* _TASK TO CARRY OUT_: Select the lines that contain "designwebkit" and copy each of them.

* _Extracted records_:

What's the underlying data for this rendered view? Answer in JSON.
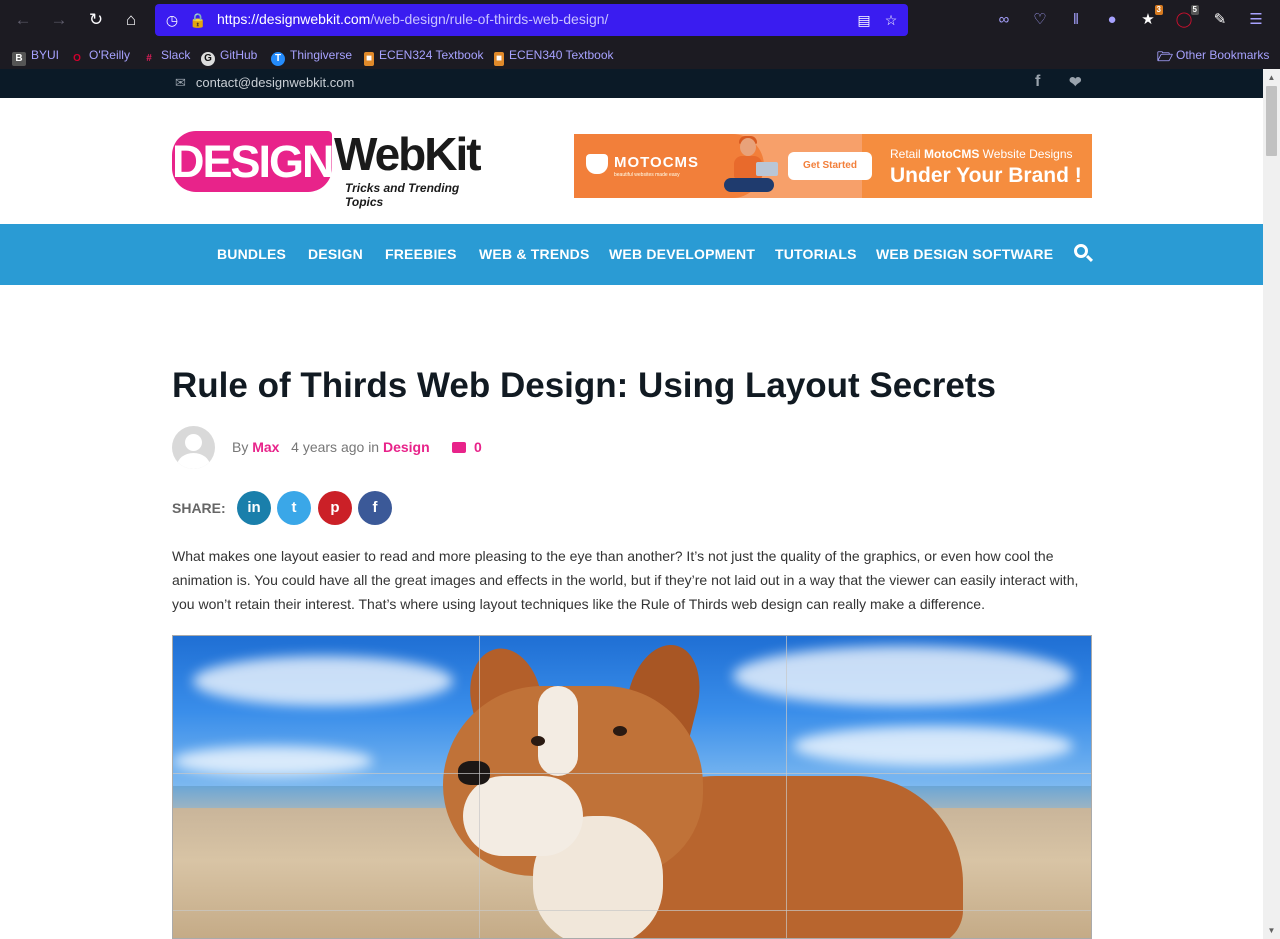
{
  "browser": {
    "url_host": "https://designwebkit.com",
    "url_path": "/web-design/rule-of-thirds-web-design/",
    "badges": {
      "ext1": "3",
      "ext2": "5"
    }
  },
  "bookmarks": [
    {
      "label": "BYUI",
      "icon": "byui-icon",
      "color": "#555555"
    },
    {
      "label": "O'Reilly",
      "icon": "oreilly-icon",
      "color": "#d3002d"
    },
    {
      "label": "Slack",
      "icon": "slack-icon",
      "color": "#611f69"
    },
    {
      "label": "GitHub",
      "icon": "github-icon",
      "color": "#333333"
    },
    {
      "label": "Thingiverse",
      "icon": "thingiverse-icon",
      "color": "#248bfb"
    },
    {
      "label": "ECEN324 Textbook",
      "icon": "book-icon",
      "color": "#e08a2a"
    },
    {
      "label": "ECEN340 Textbook",
      "icon": "book-icon",
      "color": "#e08a2a"
    }
  ],
  "other_bookmarks": "Other Bookmarks",
  "topbar": {
    "email": "contact@designwebkit.com"
  },
  "logo": {
    "part1": "DESIGN",
    "part2": "WebKit",
    "tagline": "Tricks and Trending Topics"
  },
  "ad": {
    "brand": "MOTOCMS",
    "brand_sub": "beautiful websites made easy",
    "cta": "Get Started",
    "line1_prefix": "Retail ",
    "line1_brand": "MotoCMS",
    "line1_suffix": " Website Designs",
    "line2": "Under Your Brand !"
  },
  "nav": {
    "items": [
      "BUNDLES",
      "DESIGN",
      "FREEBIES",
      "WEB & TRENDS",
      "WEB DEVELOPMENT",
      "TUTORIALS",
      "WEB DESIGN SOFTWARE"
    ]
  },
  "article": {
    "title": "Rule of Thirds Web Design: Using Layout Secrets",
    "by": "By",
    "author": "Max",
    "time": "4 years ago in",
    "category": "Design",
    "comments": "0",
    "share_label": "SHARE:",
    "intro": "What makes one layout easier to read and more pleasing to the eye than another? It’s not just the quality of the graphics, or even how cool the animation is. You could have all the great images and effects in the world, but if they’re not laid out in a way that the viewer can easily interact with, you won’t retain their interest. That’s where using layout techniques like the Rule of Thirds web design can really make a difference."
  },
  "share": [
    {
      "glyph": "in",
      "color": "#0e76a8"
    },
    {
      "glyph": "t",
      "color": "#1da1f2"
    },
    {
      "glyph": "p",
      "color": "#cb2027"
    },
    {
      "glyph": "f",
      "color": "#3b5998"
    }
  ],
  "colors": {
    "accent": "#e8238a",
    "nav": "#2a9bd4",
    "topbar": "#0b1a27",
    "url_bar": "#3a1cf0"
  }
}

* _EXPECTED ANSWER_:
    "url_host": "https://designwebkit.com",
    "email": "contact@designwebkit.com"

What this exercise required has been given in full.